* _Goal of the exercise_:
Every record here should be printed again exactly.

(A run of records)
· · · ·
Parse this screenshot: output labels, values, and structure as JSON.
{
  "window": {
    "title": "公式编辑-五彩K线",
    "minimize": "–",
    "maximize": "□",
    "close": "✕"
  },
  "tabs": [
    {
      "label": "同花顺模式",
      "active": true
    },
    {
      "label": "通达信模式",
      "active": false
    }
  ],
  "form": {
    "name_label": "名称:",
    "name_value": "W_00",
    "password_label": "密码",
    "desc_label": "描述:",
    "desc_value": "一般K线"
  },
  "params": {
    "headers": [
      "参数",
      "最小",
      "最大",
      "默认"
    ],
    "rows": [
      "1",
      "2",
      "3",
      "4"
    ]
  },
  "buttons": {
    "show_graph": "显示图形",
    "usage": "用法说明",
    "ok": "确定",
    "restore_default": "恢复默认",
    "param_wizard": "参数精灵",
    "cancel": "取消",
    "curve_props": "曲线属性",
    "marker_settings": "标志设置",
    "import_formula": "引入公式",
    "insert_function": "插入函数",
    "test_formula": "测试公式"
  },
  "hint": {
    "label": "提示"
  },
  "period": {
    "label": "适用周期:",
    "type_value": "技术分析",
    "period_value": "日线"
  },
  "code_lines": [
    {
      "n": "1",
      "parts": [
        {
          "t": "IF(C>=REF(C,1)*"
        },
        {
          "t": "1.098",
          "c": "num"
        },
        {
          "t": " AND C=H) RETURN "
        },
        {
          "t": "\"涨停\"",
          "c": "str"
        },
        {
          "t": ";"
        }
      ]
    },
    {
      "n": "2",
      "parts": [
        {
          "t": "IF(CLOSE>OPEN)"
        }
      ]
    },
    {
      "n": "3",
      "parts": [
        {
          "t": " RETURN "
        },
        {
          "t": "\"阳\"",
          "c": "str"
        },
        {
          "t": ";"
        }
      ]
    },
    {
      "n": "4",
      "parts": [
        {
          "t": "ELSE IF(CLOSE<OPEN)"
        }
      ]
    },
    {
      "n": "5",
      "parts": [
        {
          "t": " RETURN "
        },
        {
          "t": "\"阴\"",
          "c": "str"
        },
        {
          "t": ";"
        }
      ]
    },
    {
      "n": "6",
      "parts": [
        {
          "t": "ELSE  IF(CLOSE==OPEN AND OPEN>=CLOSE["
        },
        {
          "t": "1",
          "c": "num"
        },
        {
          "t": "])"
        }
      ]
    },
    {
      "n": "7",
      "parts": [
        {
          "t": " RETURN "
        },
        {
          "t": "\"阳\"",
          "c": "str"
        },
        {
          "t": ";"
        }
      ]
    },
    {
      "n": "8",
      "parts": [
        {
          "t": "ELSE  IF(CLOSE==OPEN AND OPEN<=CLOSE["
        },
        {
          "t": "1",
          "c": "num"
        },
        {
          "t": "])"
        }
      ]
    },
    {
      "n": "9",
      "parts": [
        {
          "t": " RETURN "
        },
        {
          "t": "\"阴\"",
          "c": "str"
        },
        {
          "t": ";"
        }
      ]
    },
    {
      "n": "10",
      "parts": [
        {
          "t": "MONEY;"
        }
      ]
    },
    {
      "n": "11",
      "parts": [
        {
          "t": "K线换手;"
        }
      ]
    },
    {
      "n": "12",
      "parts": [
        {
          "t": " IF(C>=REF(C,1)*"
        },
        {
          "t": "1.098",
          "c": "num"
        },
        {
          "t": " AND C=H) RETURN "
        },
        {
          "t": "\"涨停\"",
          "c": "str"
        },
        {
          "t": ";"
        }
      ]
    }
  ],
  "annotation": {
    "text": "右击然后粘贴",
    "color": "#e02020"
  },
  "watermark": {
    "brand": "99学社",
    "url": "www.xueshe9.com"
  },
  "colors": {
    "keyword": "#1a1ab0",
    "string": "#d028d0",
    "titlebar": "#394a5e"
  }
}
· · · ·
* _The reply_:
Parse this screenshot: output labels, values, and structure as JSON.
{
  "window": {
    "title": "公式编辑-五彩K线",
    "minimize": "–",
    "maximize": "□",
    "close": "✕"
  },
  "tabs": [
    {
      "label": "同花顺模式",
      "active": true
    },
    {
      "label": "通达信模式",
      "active": false
    }
  ],
  "form": {
    "name_label": "名称:",
    "name_value": "W_00",
    "password_label": "密码",
    "desc_label": "描述:",
    "desc_value": "一般K线"
  },
  "params": {
    "headers": [
      "参数",
      "最小",
      "最大",
      "默认"
    ],
    "rows": [
      "1",
      "2",
      "3",
      "4"
    ]
  },
  "buttons": {
    "show_graph": "显示图形",
    "usage": "用法说明",
    "ok": "确定",
    "restore_default": "恢复默认",
    "param_wizard": "参数精灵",
    "cancel": "取消",
    "curve_props": "曲线属性",
    "marker_settings": "标志设置",
    "import_formula": "引入公式",
    "insert_function": "插入函数",
    "test_formula": "测试公式"
  },
  "hint": {
    "label": "提示"
  },
  "period": {
    "label": "适用周期:",
    "type_value": "技术分析",
    "period_value": "日线"
  },
  "code_lines": [
    {
      "n": "1",
      "parts": [
        {
          "t": "IF(C>=REF(C,1)*"
        },
        {
          "t": "1.098",
          "c": "num"
        },
        {
          "t": " AND C=H) RETURN "
        },
        {
          "t": "\"涨停\"",
          "c": "str"
        },
        {
          "t": ";"
        }
      ]
    },
    {
      "n": "2",
      "parts": [
        {
          "t": "IF(CLOSE>OPEN)"
        }
      ]
    },
    {
      "n": "3",
      "parts": [
        {
          "t": " RETURN "
        },
        {
          "t": "\"阳\"",
          "c": "str"
        },
        {
          "t": ";"
        }
      ]
    },
    {
      "n": "4",
      "parts": [
        {
          "t": "ELSE IF(CLOSE<OPEN)"
        }
      ]
    },
    {
      "n": "5",
      "parts": [
        {
          "t": " RETURN "
        },
        {
          "t": "\"阴\"",
          "c": "str"
        },
        {
          "t": ";"
        }
      ]
    },
    {
      "n": "6",
      "parts": [
        {
          "t": "ELSE  IF(CLOSE==OPEN AND OPEN>=CLOSE["
        },
        {
          "t": "1",
          "c": "num"
        },
        {
          "t": "])"
        }
      ]
    },
    {
      "n": "7",
      "parts": [
        {
          "t": " RETURN "
        },
        {
          "t": "\"阳\"",
          "c": "str"
        },
        {
          "t": ";"
        }
      ]
    },
    {
      "n": "8",
      "parts": [
        {
          "t": "ELSE  IF(CLOSE==OPEN AND OPEN<=CLOSE["
        },
        {
          "t": "1",
          "c": "num"
        },
        {
          "t": "])"
        }
      ]
    },
    {
      "n": "9",
      "parts": [
        {
          "t": " RETURN "
        },
        {
          "t": "\"阴\"",
          "c": "str"
        },
        {
          "t": ";"
        }
      ]
    },
    {
      "n": "10",
      "parts": [
        {
          "t": "MONEY;"
        }
      ]
    },
    {
      "n": "11",
      "parts": [
        {
          "t": "K线换手;"
        }
      ]
    },
    {
      "n": "12",
      "parts": [
        {
          "t": " IF(C>=REF(C,1)*"
        },
        {
          "t": "1.098",
          "c": "num"
        },
        {
          "t": " AND C=H) RETURN "
        },
        {
          "t": "\"涨停\"",
          "c": "str"
        },
        {
          "t": ";"
        }
      ]
    }
  ],
  "annotation": {
    "text": "右击然后粘贴",
    "color": "#e02020"
  },
  "watermark": {
    "brand": "99学社",
    "url": "www.xueshe9.com"
  },
  "colors": {
    "keyword": "#1a1ab0",
    "string": "#d028d0",
    "titlebar": "#394a5e"
  }
}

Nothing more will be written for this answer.